Exercise task. Can you reproduce the data word for word, from its first line through the line containing "0, 666, 46]", both included?

Dataset entries.
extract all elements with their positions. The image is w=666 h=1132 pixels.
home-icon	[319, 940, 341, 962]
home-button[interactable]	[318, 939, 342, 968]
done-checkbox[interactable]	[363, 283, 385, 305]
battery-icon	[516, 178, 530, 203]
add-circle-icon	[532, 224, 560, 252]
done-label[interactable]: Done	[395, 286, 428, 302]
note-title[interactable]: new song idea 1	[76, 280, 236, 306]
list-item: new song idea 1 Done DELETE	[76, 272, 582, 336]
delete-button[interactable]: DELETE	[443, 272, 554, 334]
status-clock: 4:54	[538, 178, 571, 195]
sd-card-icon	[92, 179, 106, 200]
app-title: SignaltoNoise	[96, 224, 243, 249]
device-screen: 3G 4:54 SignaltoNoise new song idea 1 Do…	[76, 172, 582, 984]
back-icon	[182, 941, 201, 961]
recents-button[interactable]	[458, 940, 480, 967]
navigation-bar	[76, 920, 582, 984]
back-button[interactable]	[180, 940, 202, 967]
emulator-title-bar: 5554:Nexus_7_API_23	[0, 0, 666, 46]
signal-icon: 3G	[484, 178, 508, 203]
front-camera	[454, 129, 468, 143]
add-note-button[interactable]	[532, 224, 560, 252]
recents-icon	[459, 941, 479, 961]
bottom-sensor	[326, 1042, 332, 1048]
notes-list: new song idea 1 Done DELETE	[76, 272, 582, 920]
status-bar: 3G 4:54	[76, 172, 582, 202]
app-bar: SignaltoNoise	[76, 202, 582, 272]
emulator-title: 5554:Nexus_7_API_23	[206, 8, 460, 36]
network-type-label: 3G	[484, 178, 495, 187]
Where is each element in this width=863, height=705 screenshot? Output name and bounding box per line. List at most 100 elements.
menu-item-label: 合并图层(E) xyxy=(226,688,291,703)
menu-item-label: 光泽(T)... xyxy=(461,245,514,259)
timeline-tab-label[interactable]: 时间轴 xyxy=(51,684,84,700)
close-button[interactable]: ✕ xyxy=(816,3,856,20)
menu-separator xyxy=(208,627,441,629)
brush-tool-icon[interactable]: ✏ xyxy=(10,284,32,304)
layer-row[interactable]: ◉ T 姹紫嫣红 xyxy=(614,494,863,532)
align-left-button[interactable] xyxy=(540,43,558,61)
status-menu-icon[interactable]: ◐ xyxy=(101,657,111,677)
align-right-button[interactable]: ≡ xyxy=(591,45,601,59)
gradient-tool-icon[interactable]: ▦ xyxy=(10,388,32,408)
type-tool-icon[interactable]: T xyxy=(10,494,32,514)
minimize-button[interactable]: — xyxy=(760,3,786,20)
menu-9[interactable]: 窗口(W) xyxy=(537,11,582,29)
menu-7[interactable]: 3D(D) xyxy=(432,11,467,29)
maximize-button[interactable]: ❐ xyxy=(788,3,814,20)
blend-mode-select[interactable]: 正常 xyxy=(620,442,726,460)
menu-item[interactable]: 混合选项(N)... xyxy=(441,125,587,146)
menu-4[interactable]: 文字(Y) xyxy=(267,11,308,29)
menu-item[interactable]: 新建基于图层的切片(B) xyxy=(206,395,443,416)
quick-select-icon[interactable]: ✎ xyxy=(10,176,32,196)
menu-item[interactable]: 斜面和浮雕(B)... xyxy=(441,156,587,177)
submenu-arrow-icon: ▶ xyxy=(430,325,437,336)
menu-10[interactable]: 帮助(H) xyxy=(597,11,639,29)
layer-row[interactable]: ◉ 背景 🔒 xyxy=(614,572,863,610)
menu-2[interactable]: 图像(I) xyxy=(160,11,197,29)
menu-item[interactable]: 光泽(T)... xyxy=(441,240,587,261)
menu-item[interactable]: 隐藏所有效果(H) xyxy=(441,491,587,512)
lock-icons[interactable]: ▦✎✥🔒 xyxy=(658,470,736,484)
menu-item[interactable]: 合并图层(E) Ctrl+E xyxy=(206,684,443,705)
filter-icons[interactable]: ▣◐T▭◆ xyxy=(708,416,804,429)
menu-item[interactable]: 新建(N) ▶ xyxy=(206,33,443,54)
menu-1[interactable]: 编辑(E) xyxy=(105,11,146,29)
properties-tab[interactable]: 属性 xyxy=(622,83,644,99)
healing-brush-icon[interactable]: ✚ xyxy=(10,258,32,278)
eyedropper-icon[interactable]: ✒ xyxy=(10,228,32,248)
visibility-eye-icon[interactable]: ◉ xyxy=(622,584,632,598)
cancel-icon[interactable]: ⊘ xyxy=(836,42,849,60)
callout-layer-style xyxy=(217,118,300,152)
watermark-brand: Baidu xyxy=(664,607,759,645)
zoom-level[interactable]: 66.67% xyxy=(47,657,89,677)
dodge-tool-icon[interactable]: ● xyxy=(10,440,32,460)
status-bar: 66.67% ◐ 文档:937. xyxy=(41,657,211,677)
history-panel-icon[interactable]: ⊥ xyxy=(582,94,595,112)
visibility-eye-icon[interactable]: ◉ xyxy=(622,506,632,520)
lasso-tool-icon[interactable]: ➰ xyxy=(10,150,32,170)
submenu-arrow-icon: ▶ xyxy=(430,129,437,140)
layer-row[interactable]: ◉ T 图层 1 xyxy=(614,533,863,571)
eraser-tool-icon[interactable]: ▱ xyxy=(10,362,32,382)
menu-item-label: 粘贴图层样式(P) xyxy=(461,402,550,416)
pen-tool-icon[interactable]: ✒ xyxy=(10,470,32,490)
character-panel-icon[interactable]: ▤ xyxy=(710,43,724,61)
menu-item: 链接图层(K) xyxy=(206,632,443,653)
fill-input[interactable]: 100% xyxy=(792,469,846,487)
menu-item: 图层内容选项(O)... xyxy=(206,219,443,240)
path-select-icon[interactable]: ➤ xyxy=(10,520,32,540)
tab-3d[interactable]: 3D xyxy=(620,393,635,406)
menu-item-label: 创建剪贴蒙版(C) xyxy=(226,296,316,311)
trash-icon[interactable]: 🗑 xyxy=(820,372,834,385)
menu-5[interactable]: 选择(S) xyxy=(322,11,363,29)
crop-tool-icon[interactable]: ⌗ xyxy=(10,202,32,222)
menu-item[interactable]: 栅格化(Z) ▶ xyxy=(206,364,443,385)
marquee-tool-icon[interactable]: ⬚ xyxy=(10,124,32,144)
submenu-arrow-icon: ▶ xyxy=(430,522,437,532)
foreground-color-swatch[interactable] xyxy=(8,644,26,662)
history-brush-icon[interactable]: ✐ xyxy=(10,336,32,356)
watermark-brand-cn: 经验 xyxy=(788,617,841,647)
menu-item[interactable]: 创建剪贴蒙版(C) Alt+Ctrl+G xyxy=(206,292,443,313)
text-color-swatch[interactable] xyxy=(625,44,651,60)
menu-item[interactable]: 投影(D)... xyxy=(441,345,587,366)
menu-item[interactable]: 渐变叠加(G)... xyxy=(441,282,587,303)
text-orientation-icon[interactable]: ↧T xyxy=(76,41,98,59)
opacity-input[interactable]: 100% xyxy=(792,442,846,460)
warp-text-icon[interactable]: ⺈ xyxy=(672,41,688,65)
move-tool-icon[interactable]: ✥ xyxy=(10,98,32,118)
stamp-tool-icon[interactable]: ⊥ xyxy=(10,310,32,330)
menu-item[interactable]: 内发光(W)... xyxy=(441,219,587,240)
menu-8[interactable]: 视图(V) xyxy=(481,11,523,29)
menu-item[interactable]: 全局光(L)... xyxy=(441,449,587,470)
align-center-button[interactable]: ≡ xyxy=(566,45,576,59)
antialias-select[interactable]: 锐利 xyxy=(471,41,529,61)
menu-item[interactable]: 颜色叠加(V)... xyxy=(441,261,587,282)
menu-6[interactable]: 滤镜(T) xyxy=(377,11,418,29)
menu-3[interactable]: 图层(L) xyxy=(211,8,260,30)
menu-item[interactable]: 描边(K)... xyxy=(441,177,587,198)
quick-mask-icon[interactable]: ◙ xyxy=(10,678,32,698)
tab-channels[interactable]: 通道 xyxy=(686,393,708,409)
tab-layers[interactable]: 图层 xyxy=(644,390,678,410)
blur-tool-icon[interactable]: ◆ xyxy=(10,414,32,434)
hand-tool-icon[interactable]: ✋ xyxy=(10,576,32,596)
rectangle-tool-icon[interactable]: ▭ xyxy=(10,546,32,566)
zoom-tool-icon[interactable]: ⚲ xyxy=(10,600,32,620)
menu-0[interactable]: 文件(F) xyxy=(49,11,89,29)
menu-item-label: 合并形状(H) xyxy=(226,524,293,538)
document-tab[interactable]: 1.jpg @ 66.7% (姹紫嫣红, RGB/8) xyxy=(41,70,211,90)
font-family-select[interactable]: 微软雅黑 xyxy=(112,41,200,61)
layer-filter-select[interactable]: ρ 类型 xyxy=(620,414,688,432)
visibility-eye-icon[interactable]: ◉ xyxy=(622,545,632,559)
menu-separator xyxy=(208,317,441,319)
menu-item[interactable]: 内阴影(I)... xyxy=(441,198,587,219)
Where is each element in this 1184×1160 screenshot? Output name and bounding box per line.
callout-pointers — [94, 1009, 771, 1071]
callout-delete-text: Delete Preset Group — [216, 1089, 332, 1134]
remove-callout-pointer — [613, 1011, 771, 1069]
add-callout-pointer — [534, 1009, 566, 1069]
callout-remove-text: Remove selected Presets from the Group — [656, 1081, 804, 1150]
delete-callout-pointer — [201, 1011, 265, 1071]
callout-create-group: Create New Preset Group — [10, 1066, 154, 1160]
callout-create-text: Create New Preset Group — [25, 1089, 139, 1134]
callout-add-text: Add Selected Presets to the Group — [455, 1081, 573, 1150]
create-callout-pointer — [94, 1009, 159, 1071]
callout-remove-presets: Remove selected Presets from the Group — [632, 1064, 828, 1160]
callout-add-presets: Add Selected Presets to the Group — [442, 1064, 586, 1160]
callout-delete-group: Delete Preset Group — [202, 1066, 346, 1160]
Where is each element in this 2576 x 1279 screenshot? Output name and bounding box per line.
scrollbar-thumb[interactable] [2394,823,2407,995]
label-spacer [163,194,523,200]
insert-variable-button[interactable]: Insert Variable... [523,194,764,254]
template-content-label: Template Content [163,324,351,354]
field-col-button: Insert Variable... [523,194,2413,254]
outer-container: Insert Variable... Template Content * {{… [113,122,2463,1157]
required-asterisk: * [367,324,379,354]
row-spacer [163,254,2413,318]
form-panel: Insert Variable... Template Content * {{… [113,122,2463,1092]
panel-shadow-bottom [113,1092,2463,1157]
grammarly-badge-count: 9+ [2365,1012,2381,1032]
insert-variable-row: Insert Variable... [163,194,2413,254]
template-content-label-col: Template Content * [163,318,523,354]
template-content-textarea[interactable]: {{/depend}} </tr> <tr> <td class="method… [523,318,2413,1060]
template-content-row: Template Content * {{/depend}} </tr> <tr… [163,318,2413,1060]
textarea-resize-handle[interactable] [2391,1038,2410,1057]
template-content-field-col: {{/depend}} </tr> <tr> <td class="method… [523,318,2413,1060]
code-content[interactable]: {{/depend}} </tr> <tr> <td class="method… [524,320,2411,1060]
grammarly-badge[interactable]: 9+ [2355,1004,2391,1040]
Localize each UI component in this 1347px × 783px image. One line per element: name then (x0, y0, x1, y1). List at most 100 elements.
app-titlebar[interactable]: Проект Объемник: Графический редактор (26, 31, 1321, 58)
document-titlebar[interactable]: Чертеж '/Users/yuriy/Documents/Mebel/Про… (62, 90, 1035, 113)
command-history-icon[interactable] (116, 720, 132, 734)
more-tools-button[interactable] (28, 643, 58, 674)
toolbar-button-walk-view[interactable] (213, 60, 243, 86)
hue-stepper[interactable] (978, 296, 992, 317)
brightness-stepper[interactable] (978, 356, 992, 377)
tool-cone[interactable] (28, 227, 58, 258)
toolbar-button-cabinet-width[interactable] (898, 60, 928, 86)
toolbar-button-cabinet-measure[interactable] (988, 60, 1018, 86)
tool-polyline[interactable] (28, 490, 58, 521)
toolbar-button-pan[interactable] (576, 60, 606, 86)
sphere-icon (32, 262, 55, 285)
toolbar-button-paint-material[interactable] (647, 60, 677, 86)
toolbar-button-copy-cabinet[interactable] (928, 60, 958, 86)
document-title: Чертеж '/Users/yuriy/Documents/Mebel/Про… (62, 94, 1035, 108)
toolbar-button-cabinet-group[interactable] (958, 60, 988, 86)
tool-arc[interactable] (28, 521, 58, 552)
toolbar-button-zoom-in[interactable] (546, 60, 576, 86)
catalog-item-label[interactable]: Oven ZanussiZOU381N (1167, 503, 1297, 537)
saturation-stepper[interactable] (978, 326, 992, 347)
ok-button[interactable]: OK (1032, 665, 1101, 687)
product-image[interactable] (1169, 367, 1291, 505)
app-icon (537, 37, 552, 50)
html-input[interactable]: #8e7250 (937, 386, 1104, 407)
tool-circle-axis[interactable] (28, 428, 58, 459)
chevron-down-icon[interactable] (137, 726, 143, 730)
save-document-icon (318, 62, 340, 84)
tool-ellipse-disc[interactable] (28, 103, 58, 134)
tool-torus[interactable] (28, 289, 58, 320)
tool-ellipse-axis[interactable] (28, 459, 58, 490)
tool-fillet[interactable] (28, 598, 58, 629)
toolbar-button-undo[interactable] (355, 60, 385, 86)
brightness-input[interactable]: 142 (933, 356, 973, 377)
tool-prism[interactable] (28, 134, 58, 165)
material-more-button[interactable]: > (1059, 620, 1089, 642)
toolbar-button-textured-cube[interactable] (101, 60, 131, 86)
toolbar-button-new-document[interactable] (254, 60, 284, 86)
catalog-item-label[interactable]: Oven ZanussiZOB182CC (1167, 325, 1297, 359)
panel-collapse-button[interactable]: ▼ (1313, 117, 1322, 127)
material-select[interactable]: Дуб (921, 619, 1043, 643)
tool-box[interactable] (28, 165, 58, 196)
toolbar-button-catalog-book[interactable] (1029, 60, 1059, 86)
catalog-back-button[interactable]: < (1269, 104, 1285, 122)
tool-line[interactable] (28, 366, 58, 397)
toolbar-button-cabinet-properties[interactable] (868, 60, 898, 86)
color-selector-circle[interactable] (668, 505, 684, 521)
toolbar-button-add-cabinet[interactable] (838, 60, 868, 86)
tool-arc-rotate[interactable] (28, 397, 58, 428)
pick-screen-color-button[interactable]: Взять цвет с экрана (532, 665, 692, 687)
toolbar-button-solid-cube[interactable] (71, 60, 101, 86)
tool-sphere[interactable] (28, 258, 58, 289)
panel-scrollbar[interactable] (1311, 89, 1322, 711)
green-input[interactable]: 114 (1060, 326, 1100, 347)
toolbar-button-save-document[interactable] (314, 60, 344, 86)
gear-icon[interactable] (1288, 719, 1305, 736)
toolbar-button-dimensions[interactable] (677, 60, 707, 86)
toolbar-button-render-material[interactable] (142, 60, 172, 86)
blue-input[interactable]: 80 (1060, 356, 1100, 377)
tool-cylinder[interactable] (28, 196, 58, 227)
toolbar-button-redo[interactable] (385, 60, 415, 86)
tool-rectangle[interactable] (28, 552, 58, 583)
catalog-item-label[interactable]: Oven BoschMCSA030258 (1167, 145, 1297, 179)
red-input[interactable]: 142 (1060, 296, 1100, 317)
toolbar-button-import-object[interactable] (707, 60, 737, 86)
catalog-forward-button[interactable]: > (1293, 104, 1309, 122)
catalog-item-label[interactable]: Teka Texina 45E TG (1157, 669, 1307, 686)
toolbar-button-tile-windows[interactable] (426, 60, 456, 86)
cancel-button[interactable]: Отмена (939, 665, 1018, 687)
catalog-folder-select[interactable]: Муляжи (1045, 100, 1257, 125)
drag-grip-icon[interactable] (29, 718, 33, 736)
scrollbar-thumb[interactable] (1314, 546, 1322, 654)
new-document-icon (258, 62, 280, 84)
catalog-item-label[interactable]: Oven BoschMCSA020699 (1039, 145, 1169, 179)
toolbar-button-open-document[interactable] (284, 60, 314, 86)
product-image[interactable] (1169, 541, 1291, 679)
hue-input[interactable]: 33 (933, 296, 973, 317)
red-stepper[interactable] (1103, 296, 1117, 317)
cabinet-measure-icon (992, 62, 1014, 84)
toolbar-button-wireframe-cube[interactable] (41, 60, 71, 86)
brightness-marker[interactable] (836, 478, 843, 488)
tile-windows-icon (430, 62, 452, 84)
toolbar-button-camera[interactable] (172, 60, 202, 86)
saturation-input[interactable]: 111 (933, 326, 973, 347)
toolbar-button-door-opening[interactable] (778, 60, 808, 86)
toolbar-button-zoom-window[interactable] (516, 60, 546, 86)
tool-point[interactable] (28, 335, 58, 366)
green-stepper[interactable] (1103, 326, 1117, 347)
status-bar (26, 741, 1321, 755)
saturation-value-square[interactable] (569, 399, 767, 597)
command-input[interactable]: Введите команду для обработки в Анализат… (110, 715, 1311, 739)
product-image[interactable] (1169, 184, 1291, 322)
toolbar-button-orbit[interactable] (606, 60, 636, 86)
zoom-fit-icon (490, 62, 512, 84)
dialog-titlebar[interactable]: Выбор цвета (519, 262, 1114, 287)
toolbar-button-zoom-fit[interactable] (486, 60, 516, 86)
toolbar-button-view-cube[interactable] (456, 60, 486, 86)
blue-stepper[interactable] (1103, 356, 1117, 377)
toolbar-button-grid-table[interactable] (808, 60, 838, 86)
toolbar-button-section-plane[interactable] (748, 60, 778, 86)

Solution for this problem.
extract all elements with their positions. The image is w=666 h=1132 pixels.
home-icon	[319, 940, 341, 962]
home-button[interactable]	[318, 939, 342, 968]
done-checkbox[interactable]	[363, 283, 385, 305]
battery-icon	[516, 178, 530, 203]
add-circle-icon	[532, 224, 560, 252]
done-label[interactable]: Done	[395, 286, 428, 302]
note-title[interactable]: new song idea 1	[76, 280, 236, 306]
list-item: new song idea 1 Done DELETE	[76, 272, 582, 336]
delete-button[interactable]: DELETE	[443, 272, 554, 334]
status-clock: 4:54	[538, 178, 571, 195]
sd-card-icon	[92, 179, 106, 200]
app-title: SignaltoNoise	[96, 224, 243, 249]
device-screen: 3G 4:54 SignaltoNoise new song idea 1 Do…	[76, 172, 582, 984]
back-icon	[182, 941, 201, 961]
recents-button[interactable]	[458, 940, 480, 967]
navigation-bar	[76, 920, 582, 984]
back-button[interactable]	[180, 940, 202, 967]
emulator-title-bar: 5554:Nexus_7_API_23	[0, 0, 666, 46]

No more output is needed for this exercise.